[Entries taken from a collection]
□ □ □ □
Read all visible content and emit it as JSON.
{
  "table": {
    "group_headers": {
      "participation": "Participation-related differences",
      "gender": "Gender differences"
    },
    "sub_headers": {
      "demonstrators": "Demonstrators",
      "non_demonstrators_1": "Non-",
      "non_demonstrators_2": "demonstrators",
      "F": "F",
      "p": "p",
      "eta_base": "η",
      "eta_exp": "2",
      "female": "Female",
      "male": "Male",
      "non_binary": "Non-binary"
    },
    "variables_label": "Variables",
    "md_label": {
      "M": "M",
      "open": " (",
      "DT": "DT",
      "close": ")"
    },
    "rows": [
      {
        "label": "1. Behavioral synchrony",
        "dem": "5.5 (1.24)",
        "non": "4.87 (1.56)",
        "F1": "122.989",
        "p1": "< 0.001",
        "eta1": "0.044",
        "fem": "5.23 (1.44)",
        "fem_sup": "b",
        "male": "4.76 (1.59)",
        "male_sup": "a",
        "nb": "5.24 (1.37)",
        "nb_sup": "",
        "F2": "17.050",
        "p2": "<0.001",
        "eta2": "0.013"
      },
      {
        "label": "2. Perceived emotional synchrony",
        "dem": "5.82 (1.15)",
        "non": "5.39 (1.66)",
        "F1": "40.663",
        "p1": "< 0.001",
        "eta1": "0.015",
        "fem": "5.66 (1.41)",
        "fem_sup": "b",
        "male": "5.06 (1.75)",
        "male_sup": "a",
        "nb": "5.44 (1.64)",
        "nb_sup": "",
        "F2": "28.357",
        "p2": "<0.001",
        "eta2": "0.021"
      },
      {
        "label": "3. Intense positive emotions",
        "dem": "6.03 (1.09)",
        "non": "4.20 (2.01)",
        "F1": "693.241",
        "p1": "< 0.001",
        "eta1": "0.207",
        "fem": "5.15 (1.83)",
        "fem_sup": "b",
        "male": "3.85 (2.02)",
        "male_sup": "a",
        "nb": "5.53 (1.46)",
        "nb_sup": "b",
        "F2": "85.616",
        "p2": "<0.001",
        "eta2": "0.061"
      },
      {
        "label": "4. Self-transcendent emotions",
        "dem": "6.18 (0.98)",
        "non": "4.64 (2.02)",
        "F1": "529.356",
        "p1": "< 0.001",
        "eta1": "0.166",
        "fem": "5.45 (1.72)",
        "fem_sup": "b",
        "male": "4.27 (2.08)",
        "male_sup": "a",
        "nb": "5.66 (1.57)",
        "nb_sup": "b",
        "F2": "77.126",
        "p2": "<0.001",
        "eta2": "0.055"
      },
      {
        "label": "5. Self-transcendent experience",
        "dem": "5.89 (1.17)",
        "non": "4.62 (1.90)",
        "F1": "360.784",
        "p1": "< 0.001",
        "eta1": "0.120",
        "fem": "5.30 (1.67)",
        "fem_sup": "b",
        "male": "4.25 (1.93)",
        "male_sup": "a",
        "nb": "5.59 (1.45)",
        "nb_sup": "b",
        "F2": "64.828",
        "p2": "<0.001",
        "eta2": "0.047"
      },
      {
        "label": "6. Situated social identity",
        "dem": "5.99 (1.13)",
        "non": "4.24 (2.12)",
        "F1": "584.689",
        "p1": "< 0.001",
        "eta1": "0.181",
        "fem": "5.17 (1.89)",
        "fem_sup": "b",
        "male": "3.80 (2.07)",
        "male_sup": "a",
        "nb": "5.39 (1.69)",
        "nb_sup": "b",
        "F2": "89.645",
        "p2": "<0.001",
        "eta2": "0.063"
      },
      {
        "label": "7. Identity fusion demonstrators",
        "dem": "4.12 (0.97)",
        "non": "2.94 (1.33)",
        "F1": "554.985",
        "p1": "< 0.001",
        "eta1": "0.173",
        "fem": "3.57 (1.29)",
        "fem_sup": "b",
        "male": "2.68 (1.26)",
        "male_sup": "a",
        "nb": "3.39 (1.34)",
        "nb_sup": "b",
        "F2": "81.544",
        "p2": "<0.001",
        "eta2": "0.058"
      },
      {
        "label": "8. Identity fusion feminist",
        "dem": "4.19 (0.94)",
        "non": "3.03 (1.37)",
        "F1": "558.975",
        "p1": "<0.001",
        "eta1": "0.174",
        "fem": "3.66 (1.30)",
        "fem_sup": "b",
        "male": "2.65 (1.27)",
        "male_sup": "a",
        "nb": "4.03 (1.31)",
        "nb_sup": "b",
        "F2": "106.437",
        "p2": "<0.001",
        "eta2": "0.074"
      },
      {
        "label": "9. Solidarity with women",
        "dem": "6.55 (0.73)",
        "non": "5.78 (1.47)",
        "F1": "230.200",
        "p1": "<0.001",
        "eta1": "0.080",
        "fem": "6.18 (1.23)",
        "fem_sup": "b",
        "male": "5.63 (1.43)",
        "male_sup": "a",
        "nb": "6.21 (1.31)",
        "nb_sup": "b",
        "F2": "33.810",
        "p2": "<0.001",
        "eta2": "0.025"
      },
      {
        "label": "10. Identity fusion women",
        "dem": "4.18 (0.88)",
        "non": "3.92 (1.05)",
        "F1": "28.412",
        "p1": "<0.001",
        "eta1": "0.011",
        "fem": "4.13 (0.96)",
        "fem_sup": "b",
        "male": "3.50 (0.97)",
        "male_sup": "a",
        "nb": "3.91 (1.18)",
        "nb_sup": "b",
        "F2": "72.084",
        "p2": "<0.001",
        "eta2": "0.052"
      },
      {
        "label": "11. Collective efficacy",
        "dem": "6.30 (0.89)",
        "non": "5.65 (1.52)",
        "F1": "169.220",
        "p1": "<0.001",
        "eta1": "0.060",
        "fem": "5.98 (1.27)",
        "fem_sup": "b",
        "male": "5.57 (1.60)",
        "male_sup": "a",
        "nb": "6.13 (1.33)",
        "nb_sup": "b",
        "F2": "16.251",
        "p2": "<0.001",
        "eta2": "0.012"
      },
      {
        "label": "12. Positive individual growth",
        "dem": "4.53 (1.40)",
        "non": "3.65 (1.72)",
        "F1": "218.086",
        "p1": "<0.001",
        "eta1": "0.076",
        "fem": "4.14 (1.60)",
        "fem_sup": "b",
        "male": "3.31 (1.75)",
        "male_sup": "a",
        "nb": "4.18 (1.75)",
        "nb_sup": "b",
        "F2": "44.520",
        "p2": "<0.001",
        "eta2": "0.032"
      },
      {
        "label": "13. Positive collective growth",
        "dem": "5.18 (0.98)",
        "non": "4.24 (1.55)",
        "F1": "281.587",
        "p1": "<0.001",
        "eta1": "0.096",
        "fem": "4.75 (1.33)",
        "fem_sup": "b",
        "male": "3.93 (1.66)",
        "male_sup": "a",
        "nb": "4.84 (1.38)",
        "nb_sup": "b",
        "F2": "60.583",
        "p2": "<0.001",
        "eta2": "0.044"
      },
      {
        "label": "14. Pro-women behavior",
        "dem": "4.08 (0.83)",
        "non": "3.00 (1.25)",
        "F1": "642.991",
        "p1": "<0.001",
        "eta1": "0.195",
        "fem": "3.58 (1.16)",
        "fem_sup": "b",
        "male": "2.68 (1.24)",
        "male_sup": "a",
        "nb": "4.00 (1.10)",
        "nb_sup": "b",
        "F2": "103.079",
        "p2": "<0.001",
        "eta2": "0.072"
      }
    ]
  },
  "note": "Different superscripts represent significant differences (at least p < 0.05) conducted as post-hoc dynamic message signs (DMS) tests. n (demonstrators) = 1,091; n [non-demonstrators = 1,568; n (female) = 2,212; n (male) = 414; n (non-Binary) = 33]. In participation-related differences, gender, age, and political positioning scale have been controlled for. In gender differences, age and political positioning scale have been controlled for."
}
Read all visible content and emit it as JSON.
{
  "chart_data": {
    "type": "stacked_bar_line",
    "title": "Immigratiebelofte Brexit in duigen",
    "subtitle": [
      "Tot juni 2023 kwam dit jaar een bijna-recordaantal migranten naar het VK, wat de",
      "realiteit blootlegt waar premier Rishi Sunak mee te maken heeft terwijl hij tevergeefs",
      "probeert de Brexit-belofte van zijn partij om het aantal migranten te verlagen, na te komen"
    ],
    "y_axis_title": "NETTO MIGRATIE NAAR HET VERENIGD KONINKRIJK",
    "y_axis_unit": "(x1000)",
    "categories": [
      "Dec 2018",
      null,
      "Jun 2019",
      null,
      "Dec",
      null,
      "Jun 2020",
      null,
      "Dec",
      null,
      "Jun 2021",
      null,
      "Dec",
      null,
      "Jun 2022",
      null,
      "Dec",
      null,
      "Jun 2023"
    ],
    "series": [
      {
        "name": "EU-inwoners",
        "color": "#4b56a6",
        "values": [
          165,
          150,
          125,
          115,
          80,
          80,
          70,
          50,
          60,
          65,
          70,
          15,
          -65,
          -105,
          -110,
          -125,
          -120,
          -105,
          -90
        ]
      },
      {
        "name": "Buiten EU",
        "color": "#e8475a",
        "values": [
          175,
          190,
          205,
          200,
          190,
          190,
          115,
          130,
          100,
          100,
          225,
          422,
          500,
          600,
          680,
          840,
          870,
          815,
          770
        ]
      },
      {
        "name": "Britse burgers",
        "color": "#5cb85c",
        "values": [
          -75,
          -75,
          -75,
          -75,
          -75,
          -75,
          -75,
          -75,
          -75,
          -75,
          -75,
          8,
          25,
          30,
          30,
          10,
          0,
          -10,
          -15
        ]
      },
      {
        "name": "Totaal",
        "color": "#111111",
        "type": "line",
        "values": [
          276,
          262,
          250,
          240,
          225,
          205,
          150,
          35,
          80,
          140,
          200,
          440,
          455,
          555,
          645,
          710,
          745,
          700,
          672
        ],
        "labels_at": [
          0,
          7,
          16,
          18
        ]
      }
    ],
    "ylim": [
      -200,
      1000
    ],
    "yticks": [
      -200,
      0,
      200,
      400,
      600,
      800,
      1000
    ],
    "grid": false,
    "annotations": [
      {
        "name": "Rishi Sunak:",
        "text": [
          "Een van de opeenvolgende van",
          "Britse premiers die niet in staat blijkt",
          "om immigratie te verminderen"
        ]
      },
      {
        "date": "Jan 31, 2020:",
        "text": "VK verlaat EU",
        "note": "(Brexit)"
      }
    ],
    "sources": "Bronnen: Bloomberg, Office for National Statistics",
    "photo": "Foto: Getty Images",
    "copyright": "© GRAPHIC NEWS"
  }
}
□ □ □ □
Work to complete: Copy each line above where the string "female" occurs.

Result for this exercise:
      "female": "Female",
  "note": "Different superscripts represent significant differences (at least p < 0.05) conducted as post-hoc dynamic message signs (DMS) tests. n (demonstrators) = 1,091; n [non-demonstrators = 1,568; n (female) = 2,212; n (male) = 414; n (non-Binary) = 33]. In participation-related differences, gender, age, and political positioning scale have been controlled for. In gender differences, age and political positioning scale have been controlled for."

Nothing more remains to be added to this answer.